>>
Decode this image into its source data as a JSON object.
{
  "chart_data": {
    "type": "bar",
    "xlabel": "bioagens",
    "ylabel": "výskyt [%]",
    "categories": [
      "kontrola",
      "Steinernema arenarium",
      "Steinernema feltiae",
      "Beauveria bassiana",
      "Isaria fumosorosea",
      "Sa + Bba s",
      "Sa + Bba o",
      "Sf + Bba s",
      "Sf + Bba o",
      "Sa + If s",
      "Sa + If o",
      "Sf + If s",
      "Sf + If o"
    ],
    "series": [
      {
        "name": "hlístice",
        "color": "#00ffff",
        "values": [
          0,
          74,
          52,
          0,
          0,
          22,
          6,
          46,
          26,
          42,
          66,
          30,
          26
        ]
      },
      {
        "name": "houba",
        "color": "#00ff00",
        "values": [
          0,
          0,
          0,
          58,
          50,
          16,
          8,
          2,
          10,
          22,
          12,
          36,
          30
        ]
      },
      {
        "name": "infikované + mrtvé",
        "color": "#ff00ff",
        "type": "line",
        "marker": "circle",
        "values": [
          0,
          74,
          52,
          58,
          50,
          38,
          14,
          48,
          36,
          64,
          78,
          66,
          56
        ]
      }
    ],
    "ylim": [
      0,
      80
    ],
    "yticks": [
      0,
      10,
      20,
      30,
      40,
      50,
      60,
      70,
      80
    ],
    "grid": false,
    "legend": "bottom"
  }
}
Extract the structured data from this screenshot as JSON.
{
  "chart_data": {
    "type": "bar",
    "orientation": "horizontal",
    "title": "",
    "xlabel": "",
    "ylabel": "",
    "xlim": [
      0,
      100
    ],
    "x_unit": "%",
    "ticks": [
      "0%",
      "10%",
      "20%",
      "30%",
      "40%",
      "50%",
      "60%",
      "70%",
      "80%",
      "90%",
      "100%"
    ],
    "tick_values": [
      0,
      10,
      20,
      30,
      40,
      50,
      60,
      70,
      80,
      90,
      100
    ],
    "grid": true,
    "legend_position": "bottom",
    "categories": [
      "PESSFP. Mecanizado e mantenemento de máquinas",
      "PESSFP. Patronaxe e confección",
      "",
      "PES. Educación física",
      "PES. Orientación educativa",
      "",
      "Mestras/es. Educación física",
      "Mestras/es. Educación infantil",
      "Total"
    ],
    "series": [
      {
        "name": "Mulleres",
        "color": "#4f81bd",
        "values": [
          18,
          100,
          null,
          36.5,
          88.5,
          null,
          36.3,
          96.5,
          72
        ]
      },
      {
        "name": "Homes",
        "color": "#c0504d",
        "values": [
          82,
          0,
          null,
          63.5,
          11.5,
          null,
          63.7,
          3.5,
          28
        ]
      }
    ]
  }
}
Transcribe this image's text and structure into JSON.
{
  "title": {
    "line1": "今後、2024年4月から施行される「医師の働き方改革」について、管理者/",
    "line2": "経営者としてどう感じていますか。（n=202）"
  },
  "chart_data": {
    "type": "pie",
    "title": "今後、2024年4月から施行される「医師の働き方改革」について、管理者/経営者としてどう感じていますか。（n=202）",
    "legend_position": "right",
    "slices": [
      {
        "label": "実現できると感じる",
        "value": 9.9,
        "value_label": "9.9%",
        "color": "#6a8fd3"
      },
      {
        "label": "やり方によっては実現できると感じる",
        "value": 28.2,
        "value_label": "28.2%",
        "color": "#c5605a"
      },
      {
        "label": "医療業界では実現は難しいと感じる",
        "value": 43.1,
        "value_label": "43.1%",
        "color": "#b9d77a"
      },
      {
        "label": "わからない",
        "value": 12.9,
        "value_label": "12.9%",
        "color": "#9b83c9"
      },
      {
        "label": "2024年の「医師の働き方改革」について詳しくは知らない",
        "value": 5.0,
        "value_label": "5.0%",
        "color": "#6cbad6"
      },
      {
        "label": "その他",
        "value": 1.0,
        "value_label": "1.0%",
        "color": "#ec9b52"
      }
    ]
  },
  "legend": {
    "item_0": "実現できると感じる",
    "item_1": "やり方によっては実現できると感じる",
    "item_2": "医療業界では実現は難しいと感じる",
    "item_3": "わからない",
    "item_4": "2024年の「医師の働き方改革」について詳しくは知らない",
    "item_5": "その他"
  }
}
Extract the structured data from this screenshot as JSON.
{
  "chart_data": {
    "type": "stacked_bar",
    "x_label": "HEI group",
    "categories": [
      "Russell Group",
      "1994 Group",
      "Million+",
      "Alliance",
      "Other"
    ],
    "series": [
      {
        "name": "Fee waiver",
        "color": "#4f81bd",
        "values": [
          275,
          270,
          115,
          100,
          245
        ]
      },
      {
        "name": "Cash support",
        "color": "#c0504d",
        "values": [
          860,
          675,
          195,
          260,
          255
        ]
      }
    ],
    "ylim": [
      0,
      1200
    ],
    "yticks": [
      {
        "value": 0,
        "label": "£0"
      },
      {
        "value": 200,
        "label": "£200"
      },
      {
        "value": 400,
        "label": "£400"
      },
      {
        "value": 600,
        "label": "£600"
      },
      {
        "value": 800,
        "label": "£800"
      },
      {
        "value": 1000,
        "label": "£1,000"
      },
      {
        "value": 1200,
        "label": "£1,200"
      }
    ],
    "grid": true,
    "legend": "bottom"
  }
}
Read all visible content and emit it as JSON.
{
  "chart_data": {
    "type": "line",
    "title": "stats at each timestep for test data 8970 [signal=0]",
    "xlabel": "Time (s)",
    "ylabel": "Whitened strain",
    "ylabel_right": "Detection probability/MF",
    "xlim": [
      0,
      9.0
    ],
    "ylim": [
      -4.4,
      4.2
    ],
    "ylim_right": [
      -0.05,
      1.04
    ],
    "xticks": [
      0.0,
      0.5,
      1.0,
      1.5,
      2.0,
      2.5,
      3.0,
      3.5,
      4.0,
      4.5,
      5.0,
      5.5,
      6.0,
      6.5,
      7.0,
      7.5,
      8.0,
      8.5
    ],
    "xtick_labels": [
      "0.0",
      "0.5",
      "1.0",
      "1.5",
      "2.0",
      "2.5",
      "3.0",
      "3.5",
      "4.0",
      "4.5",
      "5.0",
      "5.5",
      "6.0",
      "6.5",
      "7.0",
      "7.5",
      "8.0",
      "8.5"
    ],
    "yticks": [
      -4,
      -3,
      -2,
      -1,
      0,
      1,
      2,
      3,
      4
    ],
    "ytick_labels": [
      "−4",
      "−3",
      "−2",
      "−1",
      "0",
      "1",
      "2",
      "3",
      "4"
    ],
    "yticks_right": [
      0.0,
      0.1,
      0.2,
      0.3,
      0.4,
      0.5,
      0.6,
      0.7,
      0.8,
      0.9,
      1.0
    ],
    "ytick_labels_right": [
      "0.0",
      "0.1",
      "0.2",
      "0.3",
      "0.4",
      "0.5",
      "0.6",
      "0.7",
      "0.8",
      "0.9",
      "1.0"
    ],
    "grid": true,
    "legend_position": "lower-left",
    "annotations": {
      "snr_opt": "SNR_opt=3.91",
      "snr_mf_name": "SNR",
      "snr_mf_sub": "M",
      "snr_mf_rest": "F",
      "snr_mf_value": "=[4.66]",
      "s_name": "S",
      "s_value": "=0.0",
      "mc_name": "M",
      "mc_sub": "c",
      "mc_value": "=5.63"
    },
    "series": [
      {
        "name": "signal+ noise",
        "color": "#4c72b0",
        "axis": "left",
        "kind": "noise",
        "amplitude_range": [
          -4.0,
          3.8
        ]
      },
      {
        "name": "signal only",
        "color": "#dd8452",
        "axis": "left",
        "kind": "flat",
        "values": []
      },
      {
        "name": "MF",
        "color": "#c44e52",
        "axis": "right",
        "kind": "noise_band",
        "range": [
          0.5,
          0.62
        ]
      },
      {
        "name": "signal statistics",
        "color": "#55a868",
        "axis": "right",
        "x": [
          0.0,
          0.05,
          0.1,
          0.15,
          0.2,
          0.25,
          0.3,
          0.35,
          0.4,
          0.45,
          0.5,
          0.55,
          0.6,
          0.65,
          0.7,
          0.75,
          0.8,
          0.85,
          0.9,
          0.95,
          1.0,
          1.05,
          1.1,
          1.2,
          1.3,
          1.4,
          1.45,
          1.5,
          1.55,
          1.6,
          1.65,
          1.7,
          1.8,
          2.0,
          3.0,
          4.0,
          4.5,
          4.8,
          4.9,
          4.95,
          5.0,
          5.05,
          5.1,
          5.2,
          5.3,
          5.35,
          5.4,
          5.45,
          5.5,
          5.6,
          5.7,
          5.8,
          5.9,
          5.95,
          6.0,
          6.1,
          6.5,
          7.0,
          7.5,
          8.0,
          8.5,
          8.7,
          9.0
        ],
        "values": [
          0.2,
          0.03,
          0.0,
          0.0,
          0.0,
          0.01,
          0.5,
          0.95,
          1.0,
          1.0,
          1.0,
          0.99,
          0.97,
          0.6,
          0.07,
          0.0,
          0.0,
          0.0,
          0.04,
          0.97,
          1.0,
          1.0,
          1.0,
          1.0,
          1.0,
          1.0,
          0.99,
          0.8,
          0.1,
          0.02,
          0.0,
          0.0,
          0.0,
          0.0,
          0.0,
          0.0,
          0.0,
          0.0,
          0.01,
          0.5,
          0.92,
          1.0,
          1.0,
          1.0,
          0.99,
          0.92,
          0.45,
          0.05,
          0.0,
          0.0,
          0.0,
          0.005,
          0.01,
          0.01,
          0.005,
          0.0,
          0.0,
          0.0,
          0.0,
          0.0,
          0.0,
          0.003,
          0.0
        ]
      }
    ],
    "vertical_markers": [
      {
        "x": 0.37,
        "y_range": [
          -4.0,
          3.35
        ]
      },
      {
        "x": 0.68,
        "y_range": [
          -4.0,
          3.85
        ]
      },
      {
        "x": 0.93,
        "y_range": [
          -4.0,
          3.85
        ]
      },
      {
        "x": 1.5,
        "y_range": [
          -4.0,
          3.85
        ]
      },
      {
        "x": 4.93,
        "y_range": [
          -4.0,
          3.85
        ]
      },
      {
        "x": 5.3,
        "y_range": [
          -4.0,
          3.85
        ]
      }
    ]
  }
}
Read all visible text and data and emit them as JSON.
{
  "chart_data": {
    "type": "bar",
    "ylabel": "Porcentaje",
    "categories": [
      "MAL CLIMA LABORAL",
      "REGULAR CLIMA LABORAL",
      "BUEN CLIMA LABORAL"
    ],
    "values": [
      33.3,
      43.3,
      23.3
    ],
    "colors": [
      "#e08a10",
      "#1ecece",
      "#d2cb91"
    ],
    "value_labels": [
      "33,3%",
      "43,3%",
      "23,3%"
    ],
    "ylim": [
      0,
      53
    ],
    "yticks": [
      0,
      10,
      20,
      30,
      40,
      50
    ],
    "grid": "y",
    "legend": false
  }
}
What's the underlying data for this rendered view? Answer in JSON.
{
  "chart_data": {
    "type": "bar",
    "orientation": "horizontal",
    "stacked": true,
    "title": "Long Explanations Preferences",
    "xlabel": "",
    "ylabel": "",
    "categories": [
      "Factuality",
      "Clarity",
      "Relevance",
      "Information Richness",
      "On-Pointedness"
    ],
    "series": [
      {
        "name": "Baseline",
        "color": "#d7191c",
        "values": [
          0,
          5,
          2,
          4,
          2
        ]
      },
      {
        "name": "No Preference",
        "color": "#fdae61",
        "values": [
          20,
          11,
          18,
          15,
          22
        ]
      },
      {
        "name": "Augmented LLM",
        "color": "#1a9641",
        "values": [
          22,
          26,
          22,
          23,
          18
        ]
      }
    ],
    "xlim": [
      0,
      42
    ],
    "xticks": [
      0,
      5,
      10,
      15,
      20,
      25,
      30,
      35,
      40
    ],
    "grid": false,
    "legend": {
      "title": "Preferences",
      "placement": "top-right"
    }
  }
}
<<
**Written problem:** Show all lines above holding "this".

**Reply to the exercise:**
Decode this image into its source data as a JSON object.
Extract the structured data from this screenshot as JSON.
Transcribe this image's text and structure into JSON.
Extract the structured data from this screenshot as JSON.
What's the underlying data for this rendered view? Answer in JSON.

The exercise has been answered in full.